- Aim
Without the pictures, return all of the material exactly as written.

>> Start Data to process

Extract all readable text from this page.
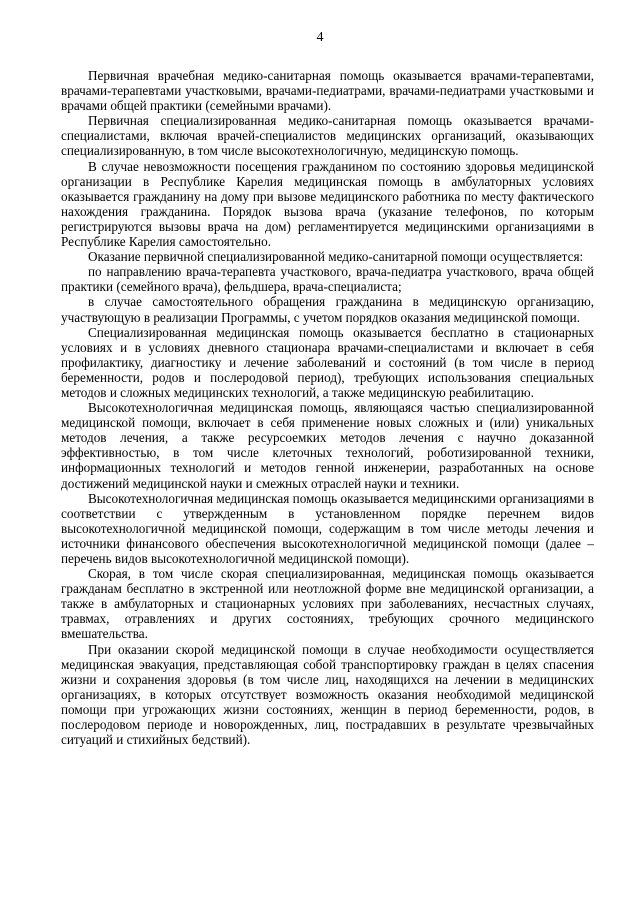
4

Первичная врачебная медико-санитарная помощь оказывается врачами-терапевтами, врачами-терапевтами участковыми, врачами-педиатрами, врачами-педиатрами участковыми и врачами общей практики (семейными врачами).

Первичная специализированная медико-санитарная помощь оказывается врачами-специалистами, включая врачей-специалистов медицинских организаций, оказывающих специализированную, в том числе высокотехнологичную, медицинскую помощь.

В случае невозможности посещения гражданином по состоянию здоровья медицинской организации в Республике Карелия медицинская помощь в амбулаторных условиях оказывается гражданину на дому при вызове медицинского работника по месту фактического нахождения гражданина. Порядок вызова врача (указание телефонов, по которым регистрируются вызовы врача на дом) регламентируется медицинскими организациями в Республике Карелия самостоятельно.

Оказание первичной специализированной медико-санитарной помощи осуществляется:

по направлению врача-терапевта участкового, врача-педиатра участкового, врача общей практики (семейного врача), фельдшера, врача-специалиста;

в случае самостоятельного обращения гражданина в медицинскую организацию, участвующую в реализации Программы, с учетом порядков оказания медицинской помощи.

Специализированная медицинская помощь оказывается бесплатно в стационарных условиях и в условиях дневного стационара врачами-специалистами и включает в себя профилактику, диагностику и лечение заболеваний и состояний (в том числе в период беременности, родов и послеродовой период), требующих использования специальных методов и сложных медицинских технологий, а также медицинскую реабилитацию.

Высокотехнологичная медицинская помощь, являющаяся частью специализированной медицинской помощи, включает в себя применение новых сложных и (или) уникальных методов лечения, а также ресурсоемких методов лечения с научно доказанной эффективностью, в том числе клеточных технологий, роботизированной техники, информационных технологий и методов генной инженерии, разработанных на основе достижений медицинской науки и смежных отраслей науки и техники.

Высокотехнологичная медицинская помощь оказывается медицинскими организациями в соответствии с утвержденным в установленном порядке перечнем видов высокотехнологичной медицинской помощи, содержащим в том числе методы лечения и источники финансового обеспечения высокотехнологичной медицинской помощи (далее – перечень видов высокотехнологичной медицинской помощи).

Скорая, в том числе скорая специализированная, медицинская помощь оказывается гражданам бесплатно в экстренной или неотложной форме вне медицинской организации, а также в амбулаторных и стационарных условиях при заболеваниях, несчастных случаях, травмах, отравлениях и других состояниях, требующих срочного медицинского вмешательства.

При оказании скорой медицинской помощи в случае необходимости осуществляется медицинская эвакуация, представляющая собой транспортировку граждан в целях спасения жизни и сохранения здоровья (в том числе лиц, находящихся на лечении в медицинских организациях, в которых отсутствует возможность оказания необходимой медицинской помощи при угрожающих жизни состояниях, женщин в период беременности, родов, в послеродовом периоде и новорожденных, лиц, пострадавших в результате чрезвычайных ситуаций и стихийных бедствий).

>> End Data to process

- The solution
Extract all readable text from this page.
4

Первичная врачебная медико-санитарная помощь оказывается врачами-терапевтами, врачами-терапевтами участковыми, врачами-педиатрами, врачами-педиатрами участковыми и врачами общей практики (семейными врачами).

Первичная специализированная медико-санитарная помощь оказывается врачами-специалистами, включая врачей-специалистов медицинских организаций, оказывающих специализированную, в том числе высокотехнологичную, медицинскую помощь.

В случае невозможности посещения гражданином по состоянию здоровья медицинской организации в Республике Карелия медицинская помощь в амбулаторных условиях оказывается гражданину на дому при вызове медицинского работника по месту фактического нахождения гражданина. Порядок вызова врача (указание телефонов, по которым регистрируются вызовы врача на дом) регламентируется медицинскими организациями в Республике Карелия самостоятельно.

Оказание первичной специализированной медико-санитарной помощи осуществляется:

по направлению врача-терапевта участкового, врача-педиатра участкового, врача общей практики (семейного врача), фельдшера, врача-специалиста;

в случае самостоятельного обращения гражданина в медицинскую организацию, участвующую в реализации Программы, с учетом порядков оказания медицинской помощи.

Специализированная медицинская помощь оказывается бесплатно в стационарных условиях и в условиях дневного стационара врачами-специалистами и включает в себя профилактику, диагностику и лечение заболеваний и состояний (в том числе в период беременности, родов и послеродовой период), требующих использования специальных методов и сложных медицинских технологий, а также медицинскую реабилитацию.

Высокотехнологичная медицинская помощь, являющаяся частью специализированной медицинской помощи, включает в себя применение новых сложных и (или) уникальных методов лечения, а также ресурсоемких методов лечения с научно доказанной эффективностью, в том числе клеточных технологий, роботизированной техники, информационных технологий и методов генной инженерии, разработанных на основе достижений медицинской науки и смежных отраслей науки и техники.

Высокотехнологичная медицинская помощь оказывается медицинскими организациями в соответствии с утвержденным в установленном порядке перечнем видов высокотехнологичной медицинской помощи, содержащим в том числе методы лечения и источники финансового обеспечения высокотехнологичной медицинской помощи (далее – перечень видов высокотехнологичной медицинской помощи).

Скорая, в том числе скорая специализированная, медицинская помощь оказывается гражданам бесплатно в экстренной или неотложной форме вне медицинской организации, а также в амбулаторных и стационарных условиях при заболеваниях, несчастных случаях, травмах, отравлениях и других состояниях, требующих срочного медицинского вмешательства.

При оказании скорой медицинской помощи в случае необходимости осуществляется медицинская эвакуация, представляющая собой транспортировку граждан в целях спасения жизни и сохранения здоровья (в том числе лиц, находящихся на лечении в медицинских организациях, в которых отсутствует возможность оказания необходимой медицинской помощи при угрожающих жизни состояниях, женщин в период беременности, родов, в послеродовом периоде и новорожденных, лиц, пострадавших в результате чрезвычайных ситуаций и стихийных бедствий).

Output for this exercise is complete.